> **PROMPT 1**
In the text about the Calloway School of Business and Accountancy, repeat word for word the part that begins with the words containing "The Calloway School of Business and Accountancy is the" and ends with "as Babcock Hall.".
> **PROMPT 2**
Write the next part of the text about the Calloway School of Business and Accountancy, picking up after its last sentence.

> **TEXT UNDER STUDY**
- - - - - - -

Undergraduate business school of Wake Forest University

The Calloway School of Business and Accountancy is the undergraduate business school of Wake Forest University. It is named after Wayne Calloway, who was the Chairman and former CEO of PepsiCo, Inc. In the 2012 BusinessWeek Undergraduate Business Schools Rankings, the Calloway School of Business and Accountancy is ranked 1st in the Academic Quality and Hardest Working categories, and 19th overall. The Wayne Calloway Center, in which the School of Business and Accountancy is housed, was formerly known as Babcock Hall.

The school's stated mission is: To enhance business and society, through our teaching and scholarship.

- - - - - - -

> **Document understanding lines**

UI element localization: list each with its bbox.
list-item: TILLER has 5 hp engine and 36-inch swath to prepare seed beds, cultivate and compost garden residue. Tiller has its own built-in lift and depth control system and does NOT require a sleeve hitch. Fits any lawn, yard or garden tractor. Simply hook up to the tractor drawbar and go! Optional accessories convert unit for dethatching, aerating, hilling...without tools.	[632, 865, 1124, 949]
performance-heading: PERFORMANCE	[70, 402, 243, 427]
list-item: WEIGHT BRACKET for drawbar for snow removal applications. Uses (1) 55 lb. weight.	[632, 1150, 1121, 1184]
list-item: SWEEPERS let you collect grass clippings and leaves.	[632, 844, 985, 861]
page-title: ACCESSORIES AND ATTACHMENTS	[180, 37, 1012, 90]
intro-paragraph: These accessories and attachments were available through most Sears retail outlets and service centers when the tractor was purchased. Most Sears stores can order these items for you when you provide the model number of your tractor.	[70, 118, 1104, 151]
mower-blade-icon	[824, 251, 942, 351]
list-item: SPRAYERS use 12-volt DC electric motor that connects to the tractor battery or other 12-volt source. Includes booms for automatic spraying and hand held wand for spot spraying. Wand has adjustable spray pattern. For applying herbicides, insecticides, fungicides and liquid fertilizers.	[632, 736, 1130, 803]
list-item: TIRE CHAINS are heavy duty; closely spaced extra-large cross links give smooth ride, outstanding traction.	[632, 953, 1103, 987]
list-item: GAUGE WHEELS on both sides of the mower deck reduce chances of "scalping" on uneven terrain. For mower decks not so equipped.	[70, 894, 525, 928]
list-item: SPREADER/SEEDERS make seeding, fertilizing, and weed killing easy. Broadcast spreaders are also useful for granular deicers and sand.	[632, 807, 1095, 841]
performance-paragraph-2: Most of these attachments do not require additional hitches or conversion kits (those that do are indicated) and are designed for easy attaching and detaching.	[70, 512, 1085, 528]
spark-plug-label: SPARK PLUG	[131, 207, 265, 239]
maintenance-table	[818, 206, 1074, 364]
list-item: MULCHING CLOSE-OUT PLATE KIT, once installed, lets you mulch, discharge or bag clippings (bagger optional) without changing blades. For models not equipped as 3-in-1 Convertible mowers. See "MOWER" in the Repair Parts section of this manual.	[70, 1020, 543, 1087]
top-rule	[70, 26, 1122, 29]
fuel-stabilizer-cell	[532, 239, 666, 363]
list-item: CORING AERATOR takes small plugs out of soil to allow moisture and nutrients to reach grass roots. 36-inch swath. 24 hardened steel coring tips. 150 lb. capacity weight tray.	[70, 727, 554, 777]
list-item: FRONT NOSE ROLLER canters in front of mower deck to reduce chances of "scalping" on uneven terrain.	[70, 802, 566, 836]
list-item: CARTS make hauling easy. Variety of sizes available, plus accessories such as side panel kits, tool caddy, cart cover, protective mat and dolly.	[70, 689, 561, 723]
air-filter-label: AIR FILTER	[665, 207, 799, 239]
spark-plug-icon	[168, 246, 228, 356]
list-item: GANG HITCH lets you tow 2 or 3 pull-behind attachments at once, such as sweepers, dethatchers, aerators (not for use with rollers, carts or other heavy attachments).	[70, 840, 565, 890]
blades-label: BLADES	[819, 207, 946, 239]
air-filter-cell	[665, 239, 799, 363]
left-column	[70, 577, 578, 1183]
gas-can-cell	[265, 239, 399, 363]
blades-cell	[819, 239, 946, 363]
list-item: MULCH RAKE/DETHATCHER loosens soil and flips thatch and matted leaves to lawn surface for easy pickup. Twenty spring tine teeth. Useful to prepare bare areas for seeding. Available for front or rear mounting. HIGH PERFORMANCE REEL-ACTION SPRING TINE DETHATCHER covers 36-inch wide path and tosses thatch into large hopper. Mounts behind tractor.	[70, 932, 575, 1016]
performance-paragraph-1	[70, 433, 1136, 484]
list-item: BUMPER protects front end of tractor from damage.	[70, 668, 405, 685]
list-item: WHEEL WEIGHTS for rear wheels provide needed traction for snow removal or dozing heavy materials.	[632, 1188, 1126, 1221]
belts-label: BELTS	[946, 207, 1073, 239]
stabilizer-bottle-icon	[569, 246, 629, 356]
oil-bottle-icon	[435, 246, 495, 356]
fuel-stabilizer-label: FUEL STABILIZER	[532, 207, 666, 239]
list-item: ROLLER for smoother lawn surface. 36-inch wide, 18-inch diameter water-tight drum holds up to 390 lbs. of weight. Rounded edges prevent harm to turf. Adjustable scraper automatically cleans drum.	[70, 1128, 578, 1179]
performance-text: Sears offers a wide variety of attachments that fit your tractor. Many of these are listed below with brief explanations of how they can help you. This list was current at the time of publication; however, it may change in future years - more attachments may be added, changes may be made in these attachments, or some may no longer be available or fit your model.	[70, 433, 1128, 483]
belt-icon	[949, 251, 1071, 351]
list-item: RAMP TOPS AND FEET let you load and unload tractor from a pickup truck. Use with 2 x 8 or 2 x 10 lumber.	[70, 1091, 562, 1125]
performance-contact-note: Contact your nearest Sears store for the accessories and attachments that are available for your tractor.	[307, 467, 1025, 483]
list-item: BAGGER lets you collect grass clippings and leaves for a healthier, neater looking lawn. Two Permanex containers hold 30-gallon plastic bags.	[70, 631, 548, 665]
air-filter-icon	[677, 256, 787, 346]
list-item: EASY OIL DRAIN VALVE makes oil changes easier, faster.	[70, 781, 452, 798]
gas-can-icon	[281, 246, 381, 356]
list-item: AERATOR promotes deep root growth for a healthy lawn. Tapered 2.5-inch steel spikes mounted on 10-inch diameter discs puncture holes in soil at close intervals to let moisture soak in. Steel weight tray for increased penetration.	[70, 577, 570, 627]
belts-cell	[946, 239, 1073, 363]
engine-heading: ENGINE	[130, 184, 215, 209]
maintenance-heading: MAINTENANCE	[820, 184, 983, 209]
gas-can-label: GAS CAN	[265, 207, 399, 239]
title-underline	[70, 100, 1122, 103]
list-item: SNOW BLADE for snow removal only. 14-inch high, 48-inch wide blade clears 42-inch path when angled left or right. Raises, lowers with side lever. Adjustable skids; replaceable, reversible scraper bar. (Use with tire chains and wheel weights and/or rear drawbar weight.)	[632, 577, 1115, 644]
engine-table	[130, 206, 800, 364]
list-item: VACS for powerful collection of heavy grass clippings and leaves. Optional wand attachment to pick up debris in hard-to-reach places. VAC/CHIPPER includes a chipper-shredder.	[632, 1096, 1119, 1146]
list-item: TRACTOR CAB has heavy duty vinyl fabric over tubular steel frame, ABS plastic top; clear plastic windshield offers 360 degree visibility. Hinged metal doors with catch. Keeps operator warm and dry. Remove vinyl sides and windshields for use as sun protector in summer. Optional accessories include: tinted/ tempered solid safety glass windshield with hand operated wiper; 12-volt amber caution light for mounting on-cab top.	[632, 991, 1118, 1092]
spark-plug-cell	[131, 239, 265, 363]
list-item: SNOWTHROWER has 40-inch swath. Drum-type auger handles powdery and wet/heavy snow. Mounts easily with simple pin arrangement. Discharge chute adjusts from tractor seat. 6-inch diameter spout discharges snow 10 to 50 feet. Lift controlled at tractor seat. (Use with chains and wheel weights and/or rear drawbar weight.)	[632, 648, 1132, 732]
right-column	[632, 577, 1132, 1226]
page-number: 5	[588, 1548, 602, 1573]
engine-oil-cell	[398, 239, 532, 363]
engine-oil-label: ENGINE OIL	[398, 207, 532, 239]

- - - - - - -

> **EXERCISE OUTPUT 1**
The Calloway School of Business and Accountancy is the undergraduate business school of Wake Forest University. It is named after Wayne Calloway, who was the Chairman and former CEO of PepsiCo, Inc. In the 2012 BusinessWeek Undergraduate Business Schools Rankings, the Calloway School of Business and Accountancy is ranked 1st in the Academic Quality and Hardest Working categories, and 19th overall. The Wayne Calloway Center, in which the School of Business and Accountancy is housed, was formerly known as Babcock Hall.

> **EXERCISE OUTPUT 2**
==History==

The Wake Forest School of Business Administration was founded in 1949 by Professor Gaines M. Rogers, with seven or eight full-time faculty, and offering two degrees: B.S and B.B.A. In 1968 Rogers resigned as dean of the school, and was replaced by Harvard finance professor Robert S. Carlson, who instituted the school's first MBA program. In 1970, the school was transformed into a department within the college, and in doing so lost its AACSB accreditation. In 1980 the department was again reorganized into the School of Business and Accountancy with Thomas C. Taylor as dean. Subsequently, the school was re-accredited in 1985. Beginning in 1994, the school began to offer two new programs: a Master of Science in Accountancy, and a B.S. in Analytical Finance. In 1995, the school was renamed the Wayne Calloway School of Business and Accountancy, after former graduate and CEO of PepsiCo Inc. Wayne Calloway, who had been a long-standing friend of the university. In 2003, the school relocated to its current home in F.M. Kirby hall in the Wayne Calloway Center.

Steven Reinemund was announced at the new dean of the combined Calloway and Babcock Schools on April 22, 2008. He is the former CEO and chairman of PepsiCo and current board member of numerous Fortune 100 companies.

==Academics==

The school has 31 full-time faculty teaching 492 students. The average class size is 24 students, with student to faculty ratio of 14:1.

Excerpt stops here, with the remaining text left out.